What is expected: Each record below should appear again exactly as written.
___ Data records ___
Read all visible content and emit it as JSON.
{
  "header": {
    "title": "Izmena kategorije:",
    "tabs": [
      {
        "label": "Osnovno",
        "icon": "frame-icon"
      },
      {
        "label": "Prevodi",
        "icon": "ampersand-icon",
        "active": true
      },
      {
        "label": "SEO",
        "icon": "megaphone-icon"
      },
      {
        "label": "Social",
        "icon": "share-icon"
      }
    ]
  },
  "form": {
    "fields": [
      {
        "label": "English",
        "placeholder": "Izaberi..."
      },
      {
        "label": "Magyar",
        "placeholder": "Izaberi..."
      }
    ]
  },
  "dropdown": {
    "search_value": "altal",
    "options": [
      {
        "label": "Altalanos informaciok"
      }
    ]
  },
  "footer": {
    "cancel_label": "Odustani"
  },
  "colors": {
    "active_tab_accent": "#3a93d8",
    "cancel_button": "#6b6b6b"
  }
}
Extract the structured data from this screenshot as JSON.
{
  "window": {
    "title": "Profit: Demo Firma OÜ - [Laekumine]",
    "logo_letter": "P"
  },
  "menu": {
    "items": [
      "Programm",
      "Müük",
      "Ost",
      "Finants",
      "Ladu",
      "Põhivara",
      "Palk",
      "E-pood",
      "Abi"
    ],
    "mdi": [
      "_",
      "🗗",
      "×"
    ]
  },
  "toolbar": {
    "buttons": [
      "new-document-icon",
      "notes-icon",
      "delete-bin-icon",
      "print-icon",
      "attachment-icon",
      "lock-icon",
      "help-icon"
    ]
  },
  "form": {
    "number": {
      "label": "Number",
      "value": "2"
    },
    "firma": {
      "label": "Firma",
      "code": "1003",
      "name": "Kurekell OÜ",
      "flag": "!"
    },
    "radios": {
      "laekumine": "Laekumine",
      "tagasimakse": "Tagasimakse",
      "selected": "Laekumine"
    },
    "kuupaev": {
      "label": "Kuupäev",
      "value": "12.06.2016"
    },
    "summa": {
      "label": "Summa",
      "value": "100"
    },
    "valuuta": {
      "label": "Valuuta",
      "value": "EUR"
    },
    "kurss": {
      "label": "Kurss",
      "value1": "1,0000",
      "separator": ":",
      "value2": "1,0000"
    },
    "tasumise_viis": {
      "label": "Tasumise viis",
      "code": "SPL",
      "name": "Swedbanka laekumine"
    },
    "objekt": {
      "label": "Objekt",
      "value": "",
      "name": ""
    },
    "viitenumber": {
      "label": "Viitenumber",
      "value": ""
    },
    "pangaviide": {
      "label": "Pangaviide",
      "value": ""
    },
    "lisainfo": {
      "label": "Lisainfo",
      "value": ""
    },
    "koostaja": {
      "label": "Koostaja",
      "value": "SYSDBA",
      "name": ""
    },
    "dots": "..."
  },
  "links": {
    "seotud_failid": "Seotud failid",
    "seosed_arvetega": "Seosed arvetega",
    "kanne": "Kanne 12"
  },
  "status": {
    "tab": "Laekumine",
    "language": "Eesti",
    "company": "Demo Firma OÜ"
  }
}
___
Exercise response:
Read all visible content and emit it as JSON.
{
  "header": {
    "title": "Izmena kategorije:",
    "tabs": [
      {
        "label": "Osnovno",
        "icon": "frame-icon"
      },
      {
        "label": "Prevodi",
        "icon": "ampersand-icon",
        "active": true
      },
      {
        "label": "SEO",
        "icon": "megaphone-icon"
      },
      {
        "label": "Social",
        "icon": "share-icon"
      }
    ]
  },
  "form": {
    "fields": [
      {
        "label": "English",
        "placeholder": "Izaberi..."
      },
      {
        "label": "Magyar",
        "placeholder": "Izaberi..."
      }
    ]
  },
  "dropdown": {
    "search_value": "altal",
    "options": [
      {
        "label": "Altalanos informaciok"
      }
    ]
  },
  "footer": {
    "cancel_label": "Odustani"
  },
  "colors": {
    "active_tab_accent": "#3a93d8",
    "cancel_button": "#6b6b6b"
  }
}
Extract the structured data from this screenshot as JSON.
{
  "window": {
    "title": "Profit: Demo Firma OÜ - [Laekumine]",
    "logo_letter": "P"
  },
  "menu": {
    "items": [
      "Programm",
      "Müük",
      "Ost",
      "Finants",
      "Ladu",
      "Põhivara",
      "Palk",
      "E-pood",
      "Abi"
    ],
    "mdi": [
      "_",
      "🗗",
      "×"
    ]
  },
  "toolbar": {
    "buttons": [
      "new-document-icon",
      "notes-icon",
      "delete-bin-icon",
      "print-icon",
      "attachment-icon",
      "lock-icon",
      "help-icon"
    ]
  },
  "form": {
    "number": {
      "label": "Number",
      "value": "2"
    },
    "firma": {
      "label": "Firma",
      "code": "1003",
      "name": "Kurekell OÜ",
      "flag": "!"
    },
    "radios": {
      "laekumine": "Laekumine",
      "tagasimakse": "Tagasimakse",
      "selected": "Laekumine"
    },
    "kuupaev": {
      "label": "Kuupäev",
      "value": "12.06.2016"
    },
    "summa": {
      "label": "Summa",
      "value": "100"
    },
    "valuuta": {
      "label": "Valuuta",
      "value": "EUR"
    },
    "kurss": {
      "label": "Kurss",
      "value1": "1,0000",
      "separator": ":",
      "value2": "1,0000"
    },
    "tasumise_viis": {
      "label": "Tasumise viis",
      "code": "SPL",
      "name": "Swedbanka laekumine"
    },
    "objekt": {
      "label": "Objekt",
      "value": "",
      "name": ""
    },
    "viitenumber": {
      "label": "Viitenumber",
      "value": ""
    },
    "pangaviide": {
      "label": "Pangaviide",
      "value": ""
    },
    "lisainfo": {
      "label": "Lisainfo",
      "value": ""
    },
    "koostaja": {
      "label": "Koostaja",
      "value": "SYSDBA",
      "name": ""
    },
    "dots": "..."
  },
  "links": {
    "seotud_failid": "Seotud failid",
    "seosed_arvetega": "Seosed arvetega",
    "kanne": "Kanne 12"
  },
  "status": {
    "tab": "Laekumine",
    "language": "Eesti",
    "company": "Demo Firma OÜ"
  }
}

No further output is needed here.